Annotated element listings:
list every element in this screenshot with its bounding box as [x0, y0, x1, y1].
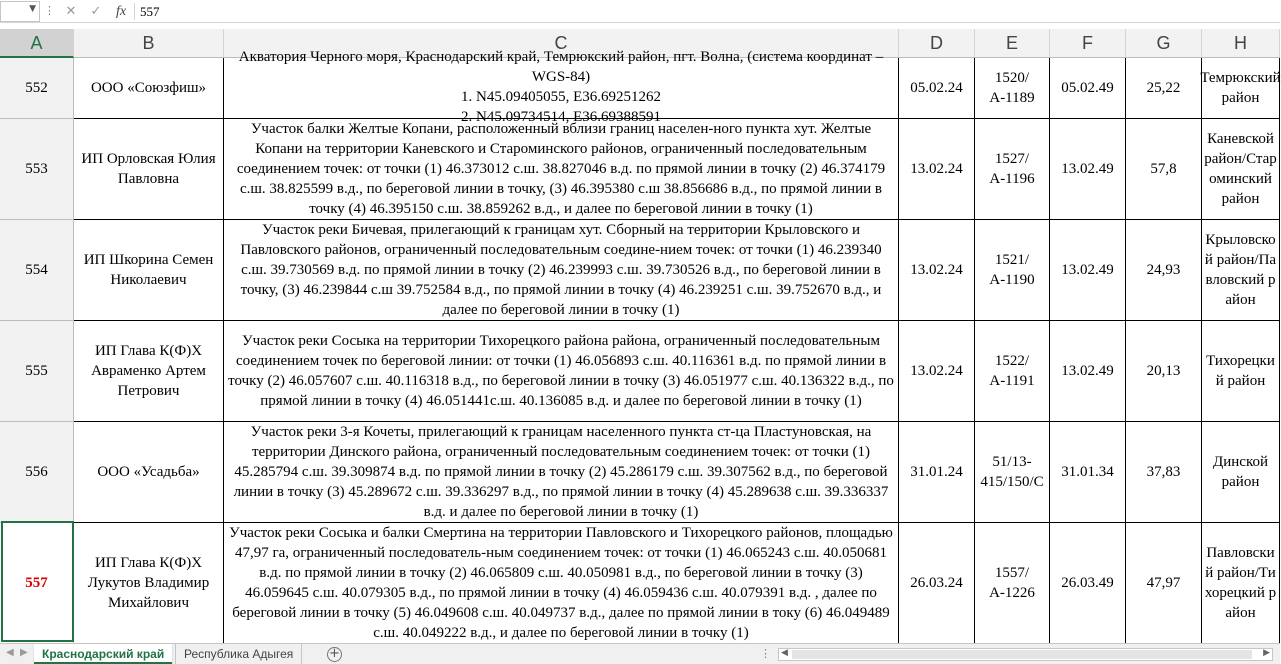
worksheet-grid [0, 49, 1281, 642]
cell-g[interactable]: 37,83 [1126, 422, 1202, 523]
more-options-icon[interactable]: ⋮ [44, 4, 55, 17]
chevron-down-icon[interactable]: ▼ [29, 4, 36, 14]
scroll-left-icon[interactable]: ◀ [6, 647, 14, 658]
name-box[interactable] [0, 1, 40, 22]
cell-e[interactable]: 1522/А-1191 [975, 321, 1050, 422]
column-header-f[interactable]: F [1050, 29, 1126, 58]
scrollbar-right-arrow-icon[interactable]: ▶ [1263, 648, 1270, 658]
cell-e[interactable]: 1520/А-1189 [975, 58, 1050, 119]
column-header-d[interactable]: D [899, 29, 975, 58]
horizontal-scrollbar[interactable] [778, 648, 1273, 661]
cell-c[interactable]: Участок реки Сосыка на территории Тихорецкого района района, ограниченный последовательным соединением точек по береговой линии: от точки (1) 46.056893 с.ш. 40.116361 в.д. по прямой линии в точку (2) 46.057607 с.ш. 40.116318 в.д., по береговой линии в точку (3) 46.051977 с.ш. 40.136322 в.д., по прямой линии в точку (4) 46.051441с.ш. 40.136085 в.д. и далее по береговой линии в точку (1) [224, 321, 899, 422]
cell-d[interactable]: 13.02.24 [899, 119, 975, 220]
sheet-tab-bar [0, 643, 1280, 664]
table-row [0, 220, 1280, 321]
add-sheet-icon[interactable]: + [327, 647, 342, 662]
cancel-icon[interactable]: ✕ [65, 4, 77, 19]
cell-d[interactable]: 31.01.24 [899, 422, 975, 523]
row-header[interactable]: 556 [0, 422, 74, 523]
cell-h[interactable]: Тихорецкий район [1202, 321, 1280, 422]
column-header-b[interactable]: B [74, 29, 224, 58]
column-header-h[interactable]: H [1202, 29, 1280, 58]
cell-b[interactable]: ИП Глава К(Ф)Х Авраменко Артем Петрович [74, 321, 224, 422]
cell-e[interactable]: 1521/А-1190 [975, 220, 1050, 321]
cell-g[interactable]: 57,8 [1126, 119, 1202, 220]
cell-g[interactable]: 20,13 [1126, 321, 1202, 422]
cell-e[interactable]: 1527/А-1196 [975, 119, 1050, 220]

* What you are asked to do *
Rewrite the lines above, swapping "interactable" for "clickable" wherever it occurs and changing nothing else. Omit the pictures from your answer.

* Reply *
list every element in this screenshot with its bounding box as [x0, y0, x1, y1].
worksheet-grid [0, 49, 1281, 642]
cell-g[clickable]: 37,83 [1126, 422, 1202, 523]
more-options-icon[clickable]: ⋮ [44, 4, 55, 17]
chevron-down-icon[clickable]: ▼ [29, 4, 36, 14]
scroll-left-icon[clickable]: ◀ [6, 647, 14, 658]
name-box[clickable] [0, 1, 40, 22]
cell-e[clickable]: 1522/А-1191 [975, 321, 1050, 422]
column-header-f[clickable]: F [1050, 29, 1126, 58]
scrollbar-right-arrow-icon[clickable]: ▶ [1263, 648, 1270, 658]
cell-e[clickable]: 1520/А-1189 [975, 58, 1050, 119]
column-header-d[clickable]: D [899, 29, 975, 58]
horizontal-scrollbar[clickable] [778, 648, 1273, 661]
cell-c[clickable]: Участок реки Сосыка на территории Тихорецкого района района, ограниченный последовательным соединением точек по береговой линии: от точки (1) 46.056893 с.ш. 40.116361 в.д. по прямой линии в точку (2) 46.057607 с.ш. 40.116318 в.д., по береговой линии в точку (3) 46.051977 с.ш. 40.136322 в.д., по прямой линии в точку (4) 46.051441с.ш. 40.136085 в.д. и далее по береговой линии в точку (1) [224, 321, 899, 422]
cell-d[clickable]: 13.02.24 [899, 119, 975, 220]
sheet-tab-bar [0, 643, 1280, 664]
table-row [0, 220, 1280, 321]
add-sheet-icon[clickable]: + [327, 647, 342, 662]
cancel-icon[clickable]: ✕ [65, 4, 77, 19]
cell-d[clickable]: 31.01.24 [899, 422, 975, 523]
row-header[clickable]: 556 [0, 422, 74, 523]
cell-h[clickable]: Тихорецкий район [1202, 321, 1280, 422]
column-header-b[clickable]: B [74, 29, 224, 58]
column-header-h[clickable]: H [1202, 29, 1280, 58]
cell-b[clickable]: ИП Глава К(Ф)Х Авраменко Артем Петрович [74, 321, 224, 422]
cell-e[clickable]: 1521/А-1190 [975, 220, 1050, 321]
cell-g[clickable]: 57,8 [1126, 119, 1202, 220]
cell-g[clickable]: 20,13 [1126, 321, 1202, 422]
cell-e[clickable]: 1527/А-1196 [975, 119, 1050, 220]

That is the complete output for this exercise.